Aim of the exercise>
Return the listing below word for word.

Data supplied>
================================

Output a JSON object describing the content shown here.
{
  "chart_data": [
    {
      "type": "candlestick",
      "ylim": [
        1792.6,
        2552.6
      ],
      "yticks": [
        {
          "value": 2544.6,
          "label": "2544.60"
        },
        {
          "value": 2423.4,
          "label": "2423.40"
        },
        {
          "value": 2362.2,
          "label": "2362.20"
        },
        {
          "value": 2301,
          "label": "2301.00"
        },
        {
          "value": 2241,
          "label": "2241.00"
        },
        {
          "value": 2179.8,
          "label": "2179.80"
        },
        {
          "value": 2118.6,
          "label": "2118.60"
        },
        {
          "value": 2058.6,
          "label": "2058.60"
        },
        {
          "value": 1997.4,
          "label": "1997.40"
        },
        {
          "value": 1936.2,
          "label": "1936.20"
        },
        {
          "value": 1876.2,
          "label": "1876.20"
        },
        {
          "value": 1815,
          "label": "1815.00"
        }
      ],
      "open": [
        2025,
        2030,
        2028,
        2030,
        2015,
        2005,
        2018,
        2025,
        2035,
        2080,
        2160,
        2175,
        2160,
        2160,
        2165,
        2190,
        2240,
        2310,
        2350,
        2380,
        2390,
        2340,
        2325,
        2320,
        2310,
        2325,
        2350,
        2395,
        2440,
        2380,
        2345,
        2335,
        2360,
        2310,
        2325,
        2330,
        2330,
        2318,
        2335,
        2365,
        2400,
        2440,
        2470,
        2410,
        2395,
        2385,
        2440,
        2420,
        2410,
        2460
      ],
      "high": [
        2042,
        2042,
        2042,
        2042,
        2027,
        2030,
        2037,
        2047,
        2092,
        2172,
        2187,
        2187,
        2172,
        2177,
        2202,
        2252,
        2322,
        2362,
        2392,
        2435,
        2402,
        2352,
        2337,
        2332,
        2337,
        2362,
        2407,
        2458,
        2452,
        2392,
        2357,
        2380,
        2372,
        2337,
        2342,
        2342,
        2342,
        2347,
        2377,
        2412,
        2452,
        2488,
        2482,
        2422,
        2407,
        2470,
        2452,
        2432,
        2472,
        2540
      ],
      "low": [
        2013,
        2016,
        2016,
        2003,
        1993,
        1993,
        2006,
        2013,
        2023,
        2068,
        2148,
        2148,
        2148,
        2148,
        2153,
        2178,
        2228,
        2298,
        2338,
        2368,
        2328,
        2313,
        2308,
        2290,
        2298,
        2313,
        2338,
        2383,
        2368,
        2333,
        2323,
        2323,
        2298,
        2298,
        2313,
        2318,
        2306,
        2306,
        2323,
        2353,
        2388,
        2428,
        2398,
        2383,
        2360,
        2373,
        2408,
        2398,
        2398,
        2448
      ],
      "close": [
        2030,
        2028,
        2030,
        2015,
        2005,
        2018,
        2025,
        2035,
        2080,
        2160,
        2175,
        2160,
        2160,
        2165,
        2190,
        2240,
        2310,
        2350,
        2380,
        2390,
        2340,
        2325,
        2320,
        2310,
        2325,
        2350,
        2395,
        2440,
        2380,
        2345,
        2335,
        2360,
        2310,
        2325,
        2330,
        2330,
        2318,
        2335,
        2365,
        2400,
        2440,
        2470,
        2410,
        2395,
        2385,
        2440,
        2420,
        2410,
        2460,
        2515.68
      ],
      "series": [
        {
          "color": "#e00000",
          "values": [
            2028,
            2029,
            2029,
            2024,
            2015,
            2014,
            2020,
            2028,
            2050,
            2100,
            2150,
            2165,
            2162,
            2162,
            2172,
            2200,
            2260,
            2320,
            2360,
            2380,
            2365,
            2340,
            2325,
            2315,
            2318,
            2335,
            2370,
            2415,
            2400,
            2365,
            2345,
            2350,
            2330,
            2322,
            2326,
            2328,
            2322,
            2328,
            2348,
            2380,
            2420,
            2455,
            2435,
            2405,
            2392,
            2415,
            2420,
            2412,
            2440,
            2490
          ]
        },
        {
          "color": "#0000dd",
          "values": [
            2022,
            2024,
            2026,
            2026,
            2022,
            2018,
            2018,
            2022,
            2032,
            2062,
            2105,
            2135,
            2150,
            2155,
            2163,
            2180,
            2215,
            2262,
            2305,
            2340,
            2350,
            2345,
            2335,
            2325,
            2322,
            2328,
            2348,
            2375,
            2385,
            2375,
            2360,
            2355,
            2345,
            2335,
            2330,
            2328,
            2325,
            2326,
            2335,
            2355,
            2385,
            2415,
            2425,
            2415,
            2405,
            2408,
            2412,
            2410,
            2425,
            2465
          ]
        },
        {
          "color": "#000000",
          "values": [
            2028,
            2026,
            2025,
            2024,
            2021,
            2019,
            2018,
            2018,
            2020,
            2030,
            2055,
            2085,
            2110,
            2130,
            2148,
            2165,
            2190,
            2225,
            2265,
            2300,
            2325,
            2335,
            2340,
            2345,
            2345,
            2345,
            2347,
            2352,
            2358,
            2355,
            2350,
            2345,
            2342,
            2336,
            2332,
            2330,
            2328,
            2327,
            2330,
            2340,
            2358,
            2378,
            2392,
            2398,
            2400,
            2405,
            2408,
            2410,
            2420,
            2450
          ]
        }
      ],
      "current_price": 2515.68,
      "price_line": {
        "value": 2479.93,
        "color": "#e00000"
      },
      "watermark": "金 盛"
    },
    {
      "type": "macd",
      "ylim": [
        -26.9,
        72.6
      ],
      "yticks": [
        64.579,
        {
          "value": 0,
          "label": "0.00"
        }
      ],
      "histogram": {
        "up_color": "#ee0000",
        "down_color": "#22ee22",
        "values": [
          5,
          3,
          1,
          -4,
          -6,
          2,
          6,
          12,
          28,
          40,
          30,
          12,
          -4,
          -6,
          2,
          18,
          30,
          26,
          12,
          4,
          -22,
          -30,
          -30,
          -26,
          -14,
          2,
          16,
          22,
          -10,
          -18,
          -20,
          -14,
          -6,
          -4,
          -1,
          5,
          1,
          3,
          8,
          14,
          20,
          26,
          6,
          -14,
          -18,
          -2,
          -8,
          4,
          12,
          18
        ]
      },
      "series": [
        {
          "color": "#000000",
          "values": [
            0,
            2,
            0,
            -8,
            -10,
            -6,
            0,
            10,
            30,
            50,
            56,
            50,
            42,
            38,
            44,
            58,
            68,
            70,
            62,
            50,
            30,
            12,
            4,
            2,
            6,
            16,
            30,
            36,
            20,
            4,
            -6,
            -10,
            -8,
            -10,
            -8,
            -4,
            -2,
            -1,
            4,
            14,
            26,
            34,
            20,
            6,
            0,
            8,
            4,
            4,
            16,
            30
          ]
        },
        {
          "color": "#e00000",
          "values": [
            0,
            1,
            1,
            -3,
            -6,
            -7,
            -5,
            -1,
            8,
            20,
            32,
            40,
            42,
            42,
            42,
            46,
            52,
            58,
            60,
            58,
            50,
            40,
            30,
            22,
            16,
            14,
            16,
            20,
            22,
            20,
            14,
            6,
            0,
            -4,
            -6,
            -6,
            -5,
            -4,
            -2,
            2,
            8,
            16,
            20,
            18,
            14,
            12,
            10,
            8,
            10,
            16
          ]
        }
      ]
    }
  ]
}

================================

Expected output>
Output a JSON object describing the content shown here.
{
  "chart_data": [
    {
      "type": "candlestick",
      "ylim": [
        1792.6,
        2552.6
      ],
      "yticks": [
        {
          "value": 2544.6,
          "label": "2544.60"
        },
        {
          "value": 2423.4,
          "label": "2423.40"
        },
        {
          "value": 2362.2,
          "label": "2362.20"
        },
        {
          "value": 2301,
          "label": "2301.00"
        },
        {
          "value": 2241,
          "label": "2241.00"
        },
        {
          "value": 2179.8,
          "label": "2179.80"
        },
        {
          "value": 2118.6,
          "label": "2118.60"
        },
        {
          "value": 2058.6,
          "label": "2058.60"
        },
        {
          "value": 1997.4,
          "label": "1997.40"
        },
        {
          "value": 1936.2,
          "label": "1936.20"
        },
        {
          "value": 1876.2,
          "label": "1876.20"
        },
        {
          "value": 1815,
          "label": "1815.00"
        }
      ],
      "open": [
        2025,
        2030,
        2028,
        2030,
        2015,
        2005,
        2018,
        2025,
        2035,
        2080,
        2160,
        2175,
        2160,
        2160,
        2165,
        2190,
        2240,
        2310,
        2350,
        2380,
        2390,
        2340,
        2325,
        2320,
        2310,
        2325,
        2350,
        2395,
        2440,
        2380,
        2345,
        2335,
        2360,
        2310,
        2325,
        2330,
        2330,
        2318,
        2335,
        2365,
        2400,
        2440,
        2470,
        2410,
        2395,
        2385,
        2440,
        2420,
        2410,
        2460
      ],
      "high": [
        2042,
        2042,
        2042,
        2042,
        2027,
        2030,
        2037,
        2047,
        2092,
        2172,
        2187,
        2187,
        2172,
        2177,
        2202,
        2252,
        2322,
        2362,
        2392,
        2435,
        2402,
        2352,
        2337,
        2332,
        2337,
        2362,
        2407,
        2458,
        2452,
        2392,
        2357,
        2380,
        2372,
        2337,
        2342,
        2342,
        2342,
        2347,
        2377,
        2412,
        2452,
        2488,
        2482,
        2422,
        2407,
        2470,
        2452,
        2432,
        2472,
        2540
      ],
      "low": [
        2013,
        2016,
        2016,
        2003,
        1993,
        1993,
        2006,
        2013,
        2023,
        2068,
        2148,
        2148,
        2148,
        2148,
        2153,
        2178,
        2228,
        2298,
        2338,
        2368,
        2328,
        2313,
        2308,
        2290,
        2298,
        2313,
        2338,
        2383,
        2368,
        2333,
        2323,
        2323,
        2298,
        2298,
        2313,
        2318,
        2306,
        2306,
        2323,
        2353,
        2388,
        2428,
        2398,
        2383,
        2360,
        2373,
        2408,
        2398,
        2398,
        2448
      ],
      "close": [
        2030,
        2028,
        2030,
        2015,
        2005,
        2018,
        2025,
        2035,
        2080,
        2160,
        2175,
        2160,
        2160,
        2165,
        2190,
        2240,
        2310,
        2350,
        2380,
        2390,
        2340,
        2325,
        2320,
        2310,
        2325,
        2350,
        2395,
        2440,
        2380,
        2345,
        2335,
        2360,
        2310,
        2325,
        2330,
        2330,
        2318,
        2335,
        2365,
        2400,
        2440,
        2470,
        2410,
        2395,
        2385,
        2440,
        2420,
        2410,
        2460,
        2515.68
      ],
      "series": [
        {
          "color": "#e00000",
          "values": [
            2028,
            2029,
            2029,
            2024,
            2015,
            2014,
            2020,
            2028,
            2050,
            2100,
            2150,
            2165,
            2162,
            2162,
            2172,
            2200,
            2260,
            2320,
            2360,
            2380,
            2365,
            2340,
            2325,
            2315,
            2318,
            2335,
            2370,
            2415,
            2400,
            2365,
            2345,
            2350,
            2330,
            2322,
            2326,
            2328,
            2322,
            2328,
            2348,
            2380,
            2420,
            2455,
            2435,
            2405,
            2392,
            2415,
            2420,
            2412,
            2440,
            2490
          ]
        },
        {
          "color": "#0000dd",
          "values": [
            2022,
            2024,
            2026,
            2026,
            2022,
            2018,
            2018,
            2022,
            2032,
            2062,
            2105,
            2135,
            2150,
            2155,
            2163,
            2180,
            2215,
            2262,
            2305,
            2340,
            2350,
            2345,
            2335,
            2325,
            2322,
            2328,
            2348,
            2375,
            2385,
            2375,
            2360,
            2355,
            2345,
            2335,
            2330,
            2328,
            2325,
            2326,
            2335,
            2355,
            2385,
            2415,
            2425,
            2415,
            2405,
            2408,
            2412,
            2410,
            2425,
            2465
          ]
        },
        {
          "color": "#000000",
          "values": [
            2028,
            2026,
            2025,
            2024,
            2021,
            2019,
            2018,
            2018,
            2020,
            2030,
            2055,
            2085,
            2110,
            2130,
            2148,
            2165,
            2190,
            2225,
            2265,
            2300,
            2325,
            2335,
            2340,
            2345,
            2345,
            2345,
            2347,
            2352,
            2358,
            2355,
            2350,
            2345,
            2342,
            2336,
            2332,
            2330,
            2328,
            2327,
            2330,
            2340,
            2358,
            2378,
            2392,
            2398,
            2400,
            2405,
            2408,
            2410,
            2420,
            2450
          ]
        }
      ],
      "current_price": 2515.68,
      "price_line": {
        "value": 2479.93,
        "color": "#e00000"
      },
      "watermark": "金 盛"
    },
    {
      "type": "macd",
      "ylim": [
        -26.9,
        72.6
      ],
      "yticks": [
        64.579,
        {
          "value": 0,
          "label": "0.00"
        }
      ],
      "histogram": {
        "up_color": "#ee0000",
        "down_color": "#22ee22",
        "values": [
          5,
          3,
          1,
          -4,
          -6,
          2,
          6,
          12,
          28,
          40,
          30,
          12,
          -4,
          -6,
          2,
          18,
          30,
          26,
          12,
          4,
          -22,
          -30,
          -30,
          -26,
          -14,
          2,
          16,
          22,
          -10,
          -18,
          -20,
          -14,
          -6,
          -4,
          -1,
          5,
          1,
          3,
          8,
          14,
          20,
          26,
          6,
          -14,
          -18,
          -2,
          -8,
          4,
          12,
          18
        ]
      },
      "series": [
        {
          "color": "#000000",
          "values": [
            0,
            2,
            0,
            -8,
            -10,
            -6,
            0,
            10,
            30,
            50,
            56,
            50,
            42,
            38,
            44,
            58,
            68,
            70,
            62,
            50,
            30,
            12,
            4,
            2,
            6,
            16,
            30,
            36,
            20,
            4,
            -6,
            -10,
            -8,
            -10,
            -8,
            -4,
            -2,
            -1,
            4,
            14,
            26,
            34,
            20,
            6,
            0,
            8,
            4,
            4,
            16,
            30
          ]
        },
        {
          "color": "#e00000",
          "values": [
            0,
            1,
            1,
            -3,
            -6,
            -7,
            -5,
            -1,
            8,
            20,
            32,
            40,
            42,
            42,
            42,
            46,
            52,
            58,
            60,
            58,
            50,
            40,
            30,
            22,
            16,
            14,
            16,
            20,
            22,
            20,
            14,
            6,
            0,
            -4,
            -6,
            -6,
            -5,
            -4,
            -2,
            2,
            8,
            16,
            20,
            18,
            14,
            12,
            10,
            8,
            10,
            16
          ]
        }
      ]
    }
  ]
}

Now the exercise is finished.